#### [Exercise directions]
Make an exact copy of the lines below.

#### [Material for this exercise]
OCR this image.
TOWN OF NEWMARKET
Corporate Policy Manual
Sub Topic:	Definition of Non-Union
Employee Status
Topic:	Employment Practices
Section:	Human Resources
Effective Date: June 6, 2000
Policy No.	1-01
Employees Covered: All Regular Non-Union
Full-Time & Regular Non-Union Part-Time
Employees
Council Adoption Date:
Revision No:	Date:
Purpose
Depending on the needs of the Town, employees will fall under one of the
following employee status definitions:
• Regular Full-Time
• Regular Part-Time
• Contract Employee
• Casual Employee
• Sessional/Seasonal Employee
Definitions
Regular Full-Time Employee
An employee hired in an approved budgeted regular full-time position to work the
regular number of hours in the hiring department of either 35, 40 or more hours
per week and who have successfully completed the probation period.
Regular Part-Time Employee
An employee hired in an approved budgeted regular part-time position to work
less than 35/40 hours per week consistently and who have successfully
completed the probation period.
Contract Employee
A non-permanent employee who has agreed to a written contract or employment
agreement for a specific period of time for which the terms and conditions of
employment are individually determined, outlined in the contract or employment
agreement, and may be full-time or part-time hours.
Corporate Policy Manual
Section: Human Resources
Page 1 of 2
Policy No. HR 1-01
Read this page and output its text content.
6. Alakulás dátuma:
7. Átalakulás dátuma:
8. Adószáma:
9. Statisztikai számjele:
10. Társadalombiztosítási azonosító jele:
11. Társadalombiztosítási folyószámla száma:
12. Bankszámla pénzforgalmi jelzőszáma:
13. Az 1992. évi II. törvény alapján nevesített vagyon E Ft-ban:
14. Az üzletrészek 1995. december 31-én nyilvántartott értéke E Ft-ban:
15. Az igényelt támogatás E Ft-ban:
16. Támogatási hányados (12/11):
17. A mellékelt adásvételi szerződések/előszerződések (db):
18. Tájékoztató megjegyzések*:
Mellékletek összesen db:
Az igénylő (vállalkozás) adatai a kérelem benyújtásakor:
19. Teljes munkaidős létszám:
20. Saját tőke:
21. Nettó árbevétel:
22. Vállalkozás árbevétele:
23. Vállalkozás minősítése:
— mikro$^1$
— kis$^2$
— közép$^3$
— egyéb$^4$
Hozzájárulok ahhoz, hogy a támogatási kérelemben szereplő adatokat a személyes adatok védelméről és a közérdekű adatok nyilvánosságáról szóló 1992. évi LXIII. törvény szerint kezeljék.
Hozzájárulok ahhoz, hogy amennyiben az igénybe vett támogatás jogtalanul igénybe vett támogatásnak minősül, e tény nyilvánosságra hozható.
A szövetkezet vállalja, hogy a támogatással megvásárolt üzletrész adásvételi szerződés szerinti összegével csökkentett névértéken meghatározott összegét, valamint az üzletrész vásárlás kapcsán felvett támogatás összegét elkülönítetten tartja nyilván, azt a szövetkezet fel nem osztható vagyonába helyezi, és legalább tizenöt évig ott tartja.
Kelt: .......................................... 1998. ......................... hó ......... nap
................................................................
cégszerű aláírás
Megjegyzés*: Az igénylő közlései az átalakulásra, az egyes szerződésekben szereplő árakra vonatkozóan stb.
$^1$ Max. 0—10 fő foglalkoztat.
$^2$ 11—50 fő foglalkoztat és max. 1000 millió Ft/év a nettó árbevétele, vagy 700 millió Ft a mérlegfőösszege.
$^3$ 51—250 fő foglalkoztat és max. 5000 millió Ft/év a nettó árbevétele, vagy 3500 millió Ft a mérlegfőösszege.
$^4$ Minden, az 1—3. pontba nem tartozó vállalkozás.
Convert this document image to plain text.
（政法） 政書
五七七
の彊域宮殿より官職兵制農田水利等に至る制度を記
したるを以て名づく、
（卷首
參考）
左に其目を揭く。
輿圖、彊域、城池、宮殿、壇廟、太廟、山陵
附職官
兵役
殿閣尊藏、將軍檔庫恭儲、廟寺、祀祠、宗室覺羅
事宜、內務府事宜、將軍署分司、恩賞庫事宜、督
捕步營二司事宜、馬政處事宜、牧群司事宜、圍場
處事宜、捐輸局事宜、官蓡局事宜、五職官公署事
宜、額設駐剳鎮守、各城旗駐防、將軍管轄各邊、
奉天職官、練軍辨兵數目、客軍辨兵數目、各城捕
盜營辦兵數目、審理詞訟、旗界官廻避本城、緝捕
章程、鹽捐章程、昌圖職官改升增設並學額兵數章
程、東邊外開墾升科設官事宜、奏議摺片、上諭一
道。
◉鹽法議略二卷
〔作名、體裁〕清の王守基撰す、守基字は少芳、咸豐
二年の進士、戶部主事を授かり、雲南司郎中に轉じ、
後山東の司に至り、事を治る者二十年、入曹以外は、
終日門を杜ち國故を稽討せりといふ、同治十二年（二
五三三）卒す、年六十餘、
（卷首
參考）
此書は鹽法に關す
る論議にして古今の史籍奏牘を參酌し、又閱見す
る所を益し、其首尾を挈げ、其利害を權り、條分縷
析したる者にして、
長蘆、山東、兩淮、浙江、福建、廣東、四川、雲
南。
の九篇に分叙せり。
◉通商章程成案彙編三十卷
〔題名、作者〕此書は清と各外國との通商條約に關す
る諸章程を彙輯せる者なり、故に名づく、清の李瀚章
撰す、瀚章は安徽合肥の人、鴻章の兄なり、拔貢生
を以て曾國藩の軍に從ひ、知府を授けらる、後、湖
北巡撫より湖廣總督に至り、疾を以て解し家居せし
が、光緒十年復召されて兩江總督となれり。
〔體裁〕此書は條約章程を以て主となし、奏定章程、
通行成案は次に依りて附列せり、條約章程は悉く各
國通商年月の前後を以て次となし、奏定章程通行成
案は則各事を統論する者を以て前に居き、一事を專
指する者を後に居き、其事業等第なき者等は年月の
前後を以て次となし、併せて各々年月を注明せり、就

#### [Answer for this exercise]
OCR this image.
TOWN OF NEWMARKET
Corporate Policy Manual
Sub Topic:	Definition of Non-Union
Employee Status
Topic:	Employment Practices
Section:	Human Resources
Effective Date: June 6, 2000
Policy No.	1-01
Employees Covered: All Regular Non-Union
Full-Time & Regular Non-Union Part-Time
Employees
Council Adoption Date:
Revision No:	Date:
Purpose
Depending on the needs of the Town, employees will fall under one of the
following employee status definitions:
• Regular Full-Time
• Regular Part-Time
• Contract Employee
• Casual Employee
• Sessional/Seasonal Employee
Definitions
Regular Full-Time Employee
An employee hired in an approved budgeted regular full-time position to work the
regular number of hours in the hiring department of either 35, 40 or more hours
per week and who have successfully completed the probation period.
Regular Part-Time Employee
An employee hired in an approved budgeted regular part-time position to work
less than 35/40 hours per week consistently and who have successfully
completed the probation period.
Contract Employee
A non-permanent employee who has agreed to a written contract or employment
agreement for a specific period of time for which the terms and conditions of
employment are individually determined, outlined in the contract or employment
agreement, and may be full-time or part-time hours.
Corporate Policy Manual
Section: Human Resources
Page 1 of 2
Policy No. HR 1-01
Read this page and output its text content.
6. Alakulás dátuma:
7. Átalakulás dátuma:
8. Adószáma:
9. Statisztikai számjele:
10. Társadalombiztosítási azonosító jele:
11. Társadalombiztosítási folyószámla száma:
12. Bankszámla pénzforgalmi jelzőszáma:
13. Az 1992. évi II. törvény alapján nevesített vagyon E Ft-ban:
14. Az üzletrészek 1995. december 31-én nyilvántartott értéke E Ft-ban:
15. Az igényelt támogatás E Ft-ban:
16. Támogatási hányados (12/11):
17. A mellékelt adásvételi szerződések/előszerződések (db):
18. Tájékoztató megjegyzések*:
Mellékletek összesen db:
Az igénylő (vállalkozás) adatai a kérelem benyújtásakor:
19. Teljes munkaidős létszám:
20. Saját tőke:
21. Nettó árbevétel:
22. Vállalkozás árbevétele:
23. Vállalkozás minősítése:
— mikro$^1$
— kis$^2$
— közép$^3$
— egyéb$^4$
Hozzájárulok ahhoz, hogy a támogatási kérelemben szereplő adatokat a személyes adatok védelméről és a közérdekű adatok nyilvánosságáról szóló 1992. évi LXIII. törvény szerint kezeljék.
Hozzájárulok ahhoz, hogy amennyiben az igénybe vett támogatás jogtalanul igénybe vett támogatásnak minősül, e tény nyilvánosságra hozható.
A szövetkezet vállalja, hogy a támogatással megvásárolt üzletrész adásvételi szerződés szerinti összegével csökkentett névértéken meghatározott összegét, valamint az üzletrész vásárlás kapcsán felvett támogatás összegét elkülönítetten tartja nyilván, azt a szövetkezet fel nem osztható vagyonába helyezi, és legalább tizenöt évig ott tartja.
Kelt: .......................................... 1998. ......................... hó ......... nap
................................................................
cégszerű aláírás
Megjegyzés*: Az igénylő közlései az átalakulásra, az egyes szerződésekben szereplő árakra vonatkozóan stb.
$^1$ Max. 0—10 fő foglalkoztat.
$^2$ 11—50 fő foglalkoztat és max. 1000 millió Ft/év a nettó árbevétele, vagy 700 millió Ft a mérlegfőösszege.
$^3$ 51—250 fő foglalkoztat és max. 5000 millió Ft/év a nettó árbevétele, vagy 3500 millió Ft a mérlegfőösszege.
$^4$ Minden, az 1—3. pontba nem tartozó vállalkozás.
Convert this document image to plain text.
（政法） 政書
五七七
の彊域宮殿より官職兵制農田水利等に至る制度を記
したるを以て名づく、
（卷首
參考）
左に其目を揭く。
輿圖、彊域、城池、宮殿、壇廟、太廟、山陵
附職官
兵役
殿閣尊藏、將軍檔庫恭儲、廟寺、祀祠、宗室覺羅
事宜、內務府事宜、將軍署分司、恩賞庫事宜、督
捕步營二司事宜、馬政處事宜、牧群司事宜、圍場
處事宜、捐輸局事宜、官蓡局事宜、五職官公署事
宜、額設駐剳鎮守、各城旗駐防、將軍管轄各邊、
奉天職官、練軍辨兵數目、客軍辨兵數目、各城捕
盜營辦兵數目、審理詞訟、旗界官廻避本城、緝捕
章程、鹽捐章程、昌圖職官改升增設並學額兵數章
程、東邊外開墾升科設官事宜、奏議摺片、上諭一
道。
◉鹽法議略二卷
〔作名、體裁〕清の王守基撰す、守基字は少芳、咸豐
二年の進士、戶部主事を授かり、雲南司郎中に轉じ、
後山東の司に至り、事を治る者二十年、入曹以外は、
終日門を杜ち國故を稽討せりといふ、同治十二年（二
五三三）卒す、年六十餘、
（卷首
參考）
此書は鹽法に關す
る論議にして古今の史籍奏牘を參酌し、又閱見す
る所を益し、其首尾を挈げ、其利害を權り、條分縷
析したる者にして、
長蘆、山東、兩淮、浙江、福建、廣東、四川、雲
南。
の九篇に分叙せり。
◉通商章程成案彙編三十卷
〔題名、作者〕此書は清と各外國との通商條約に關す
る諸章程を彙輯せる者なり、故に名づく、清の李瀚章
撰す、瀚章は安徽合肥の人、鴻章の兄なり、拔貢生
を以て曾國藩の軍に從ひ、知府を授けらる、後、湖
北巡撫より湖廣總督に至り、疾を以て解し家居せし
が、光緒十年復召されて兩江總督となれり。
〔體裁〕此書は條約章程を以て主となし、奏定章程、
通行成案は次に依りて附列せり、條約章程は悉く各
國通商年月の前後を以て次となし、奏定章程通行成
案は則各事を統論する者を以て前に居き、一事を專
指する者を後に居き、其事業等第なき者等は年月の
前後を以て次となし、併せて各々年月を注明せり、就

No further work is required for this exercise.